Task input =>
"""

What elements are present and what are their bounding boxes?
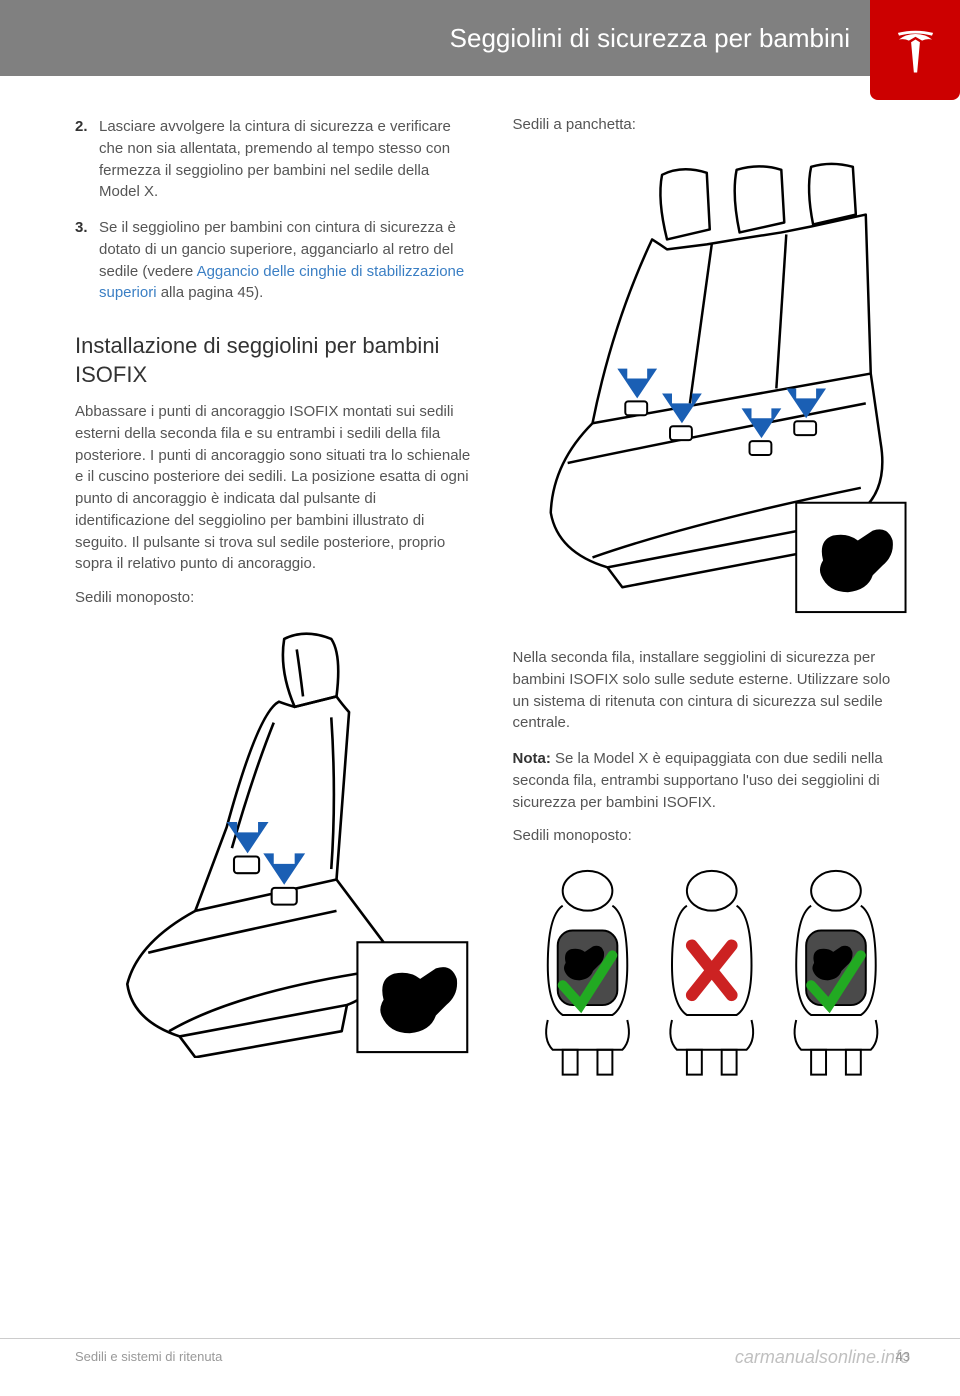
single-seat-illustration bbox=[75, 618, 472, 1057]
list-item-2: 2. Lasciare avvolgere la cintura di sicu… bbox=[75, 116, 473, 203]
header-bar: Seggiolini di sicurezza per bambini bbox=[0, 0, 960, 76]
tesla-logo-badge bbox=[870, 0, 960, 100]
left-column: 2. Lasciare avvolgere la cintura di sicu… bbox=[75, 116, 473, 1120]
caption-monoposto-left: Sedili monoposto: bbox=[75, 589, 473, 606]
list-number-3: 3. bbox=[75, 217, 99, 304]
list-text-3: Se il seggiolino per bambini con cintura… bbox=[99, 217, 473, 304]
three-seats-illustration bbox=[513, 856, 911, 1095]
bench-seat-illustration bbox=[513, 145, 911, 622]
tesla-logo-icon bbox=[888, 23, 943, 78]
watermark: carmanualsonline.info bbox=[735, 1347, 910, 1368]
note-model-x: Nota: Se la Model X è equipaggiata con d… bbox=[513, 748, 911, 813]
note-label: Nota: bbox=[513, 750, 556, 767]
list-number-2: 2. bbox=[75, 116, 99, 203]
figure-single-seat bbox=[75, 618, 473, 1062]
figure-three-seats bbox=[513, 856, 911, 1100]
heading-isofix: Installazione di seggiolini per bambini … bbox=[75, 332, 473, 389]
page-title: Seggiolini di sicurezza per bambini bbox=[450, 23, 850, 54]
isofix-second-row: Nella seconda fila, installare seggiolin… bbox=[513, 647, 911, 734]
caption-monoposto-right: Sedili monoposto: bbox=[513, 827, 911, 844]
right-column: Sedili a panchetta: bbox=[513, 116, 911, 1120]
isofix-description: Abbassare i punti di ancoraggio ISOFIX m… bbox=[75, 401, 473, 575]
content-area: 2. Lasciare avvolgere la cintura di sicu… bbox=[0, 76, 960, 1120]
figure-bench-seat bbox=[513, 145, 911, 627]
list-text-2: Lasciare avvolgere la cintura di sicurez… bbox=[99, 116, 473, 203]
footer-section: Sedili e sistemi di ritenuta bbox=[75, 1349, 222, 1364]
caption-panchetta: Sedili a panchetta: bbox=[513, 116, 911, 133]
list-item-3: 3. Se il seggiolino per bambini con cint… bbox=[75, 217, 473, 304]
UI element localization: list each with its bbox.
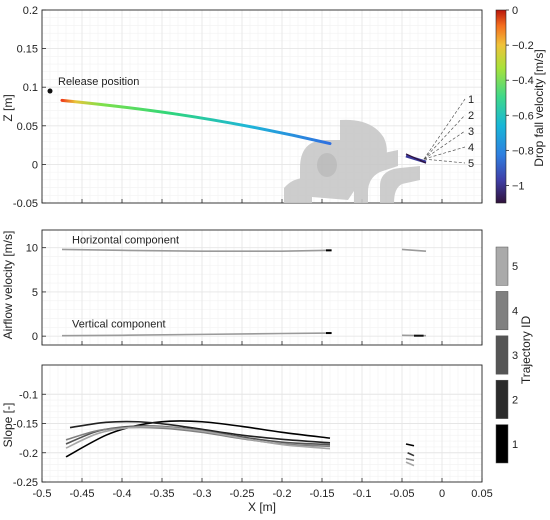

"""

Exercise directions => Return every line in the rows above that contains the string "three". Case counts.

Task output =>
three-seats-illustration bbox=[513, 856, 911, 1095]
figure-three-seats bbox=[513, 856, 911, 1100]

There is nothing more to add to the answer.